* Begin SUPPLIED DATA *
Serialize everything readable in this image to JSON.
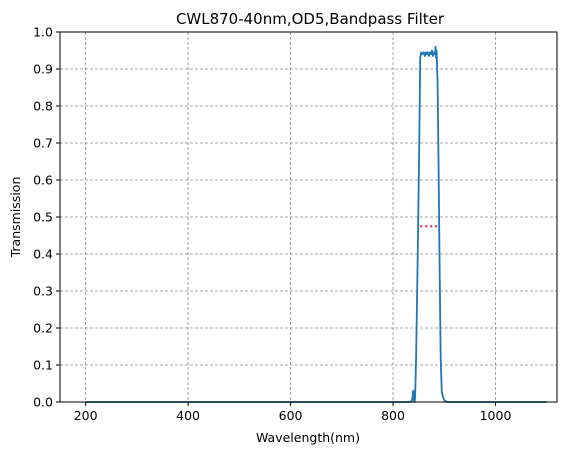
{
  "chart_data": {
    "type": "line",
    "title": "CWL870-40nm,OD5,Bandpass Filter",
    "xlabel": "Wavelength(nm)",
    "ylabel": "Transmission",
    "xlim": [
      150,
      1120
    ],
    "ylim": [
      0,
      1.0
    ],
    "xticks": [
      200,
      400,
      600,
      800,
      1000
    ],
    "yticks": [
      0.0,
      0.1,
      0.2,
      0.3,
      0.4,
      0.5,
      0.6,
      0.7,
      0.8,
      0.9,
      1.0
    ],
    "grid": true,
    "grid_style": "dashed-gray",
    "series": [
      {
        "color": "#1f77b4",
        "x": [
          200,
          400,
          600,
          800,
          835,
          838,
          839,
          840,
          841,
          842,
          843,
          845,
          848,
          851,
          853,
          855,
          857,
          860,
          862,
          864,
          866,
          868,
          870,
          872,
          874,
          876,
          878,
          880,
          882,
          883,
          884,
          885,
          887,
          889,
          891,
          893,
          895,
          897,
          900,
          905,
          1000,
          1100
        ],
        "y": [
          0,
          0,
          0,
          0,
          0.0,
          0.01,
          0.03,
          0.005,
          0.03,
          0.0,
          0.01,
          0.12,
          0.38,
          0.68,
          0.93,
          0.945,
          0.94,
          0.945,
          0.935,
          0.945,
          0.94,
          0.945,
          0.935,
          0.945,
          0.94,
          0.95,
          0.935,
          0.945,
          0.94,
          0.96,
          0.93,
          0.95,
          0.86,
          0.62,
          0.35,
          0.12,
          0.03,
          0.015,
          0.005,
          0,
          0,
          0
        ]
      },
      {
        "color": "#d62728",
        "style": "dotted",
        "x": [
          853,
          890
        ],
        "y": [
          0.475,
          0.475
        ]
      }
    ]
  }
}
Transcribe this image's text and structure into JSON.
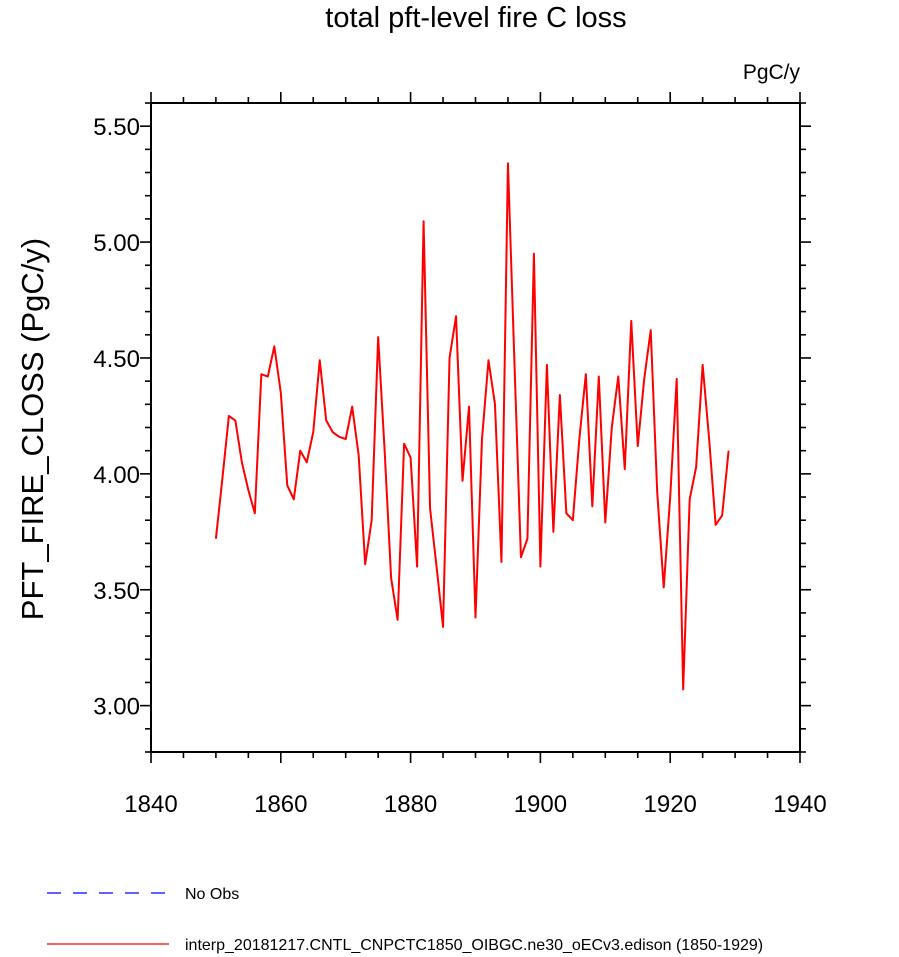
{
  "chart_data": {
    "type": "line",
    "title": "total pft-level fire C loss",
    "units_label": "PgC/y",
    "xlabel": "",
    "ylabel": "PFT_FIRE_CLOSS  (PgC/y)",
    "xlim": [
      1840,
      1940
    ],
    "ylim": [
      2.8,
      5.6
    ],
    "x_ticks": [
      1840,
      1860,
      1880,
      1900,
      1920,
      1940
    ],
    "x_tick_labels": [
      "1840",
      "1860",
      "1880",
      "1900",
      "1920",
      "1940"
    ],
    "y_ticks": [
      3.0,
      3.5,
      4.0,
      4.5,
      5.0,
      5.5
    ],
    "y_tick_labels": [
      "3.00",
      "3.50",
      "4.00",
      "4.50",
      "5.00",
      "5.50"
    ],
    "grid": false,
    "legend_position": "bottom",
    "series": [
      {
        "name": "No Obs",
        "color": "#0000ff",
        "dash": "dashed",
        "x": [],
        "y": []
      },
      {
        "name": "interp_20181217.CNTL_CNPCTC1850_OIBGC.ne30_oECv3.edison (1850-1929)",
        "color": "#ff0000",
        "dash": "solid",
        "x": [
          1850,
          1851,
          1852,
          1853,
          1854,
          1855,
          1856,
          1857,
          1858,
          1859,
          1860,
          1861,
          1862,
          1863,
          1864,
          1865,
          1866,
          1867,
          1868,
          1869,
          1870,
          1871,
          1872,
          1873,
          1874,
          1875,
          1876,
          1877,
          1878,
          1879,
          1880,
          1881,
          1882,
          1883,
          1884,
          1885,
          1886,
          1887,
          1888,
          1889,
          1890,
          1891,
          1892,
          1893,
          1894,
          1895,
          1896,
          1897,
          1898,
          1899,
          1900,
          1901,
          1902,
          1903,
          1904,
          1905,
          1906,
          1907,
          1908,
          1909,
          1910,
          1911,
          1912,
          1913,
          1914,
          1915,
          1916,
          1917,
          1918,
          1919,
          1920,
          1921,
          1922,
          1923,
          1924,
          1925,
          1926,
          1927,
          1928,
          1929
        ],
        "y": [
          3.72,
          3.98,
          4.25,
          4.23,
          4.05,
          3.93,
          3.83,
          4.43,
          4.42,
          4.55,
          4.35,
          3.95,
          3.89,
          4.1,
          4.05,
          4.18,
          4.49,
          4.23,
          4.18,
          4.16,
          4.15,
          4.29,
          4.08,
          3.61,
          3.8,
          4.59,
          4.1,
          3.55,
          3.37,
          4.13,
          4.07,
          3.6,
          5.09,
          3.85,
          3.6,
          3.34,
          4.5,
          4.68,
          3.97,
          4.29,
          3.38,
          4.15,
          4.49,
          4.3,
          3.62,
          5.34,
          4.48,
          3.64,
          3.72,
          4.95,
          3.6,
          4.47,
          3.75,
          4.34,
          3.83,
          3.8,
          4.15,
          4.43,
          3.86,
          4.42,
          3.79,
          4.2,
          4.42,
          4.02,
          4.66,
          4.12,
          4.41,
          4.62,
          3.92,
          3.51,
          3.9,
          4.41,
          3.07,
          3.89,
          4.03,
          4.47,
          4.15,
          3.78,
          3.82,
          4.1
        ]
      }
    ]
  }
}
* End SUPPLIED DATA *
◆ TASK GOAL
Copy every line of the records above that holds the word "image".

◆ THE SOLUTION
Serialize everything readable in this image to JSON.
Transcribe this image's text and structure into JSON.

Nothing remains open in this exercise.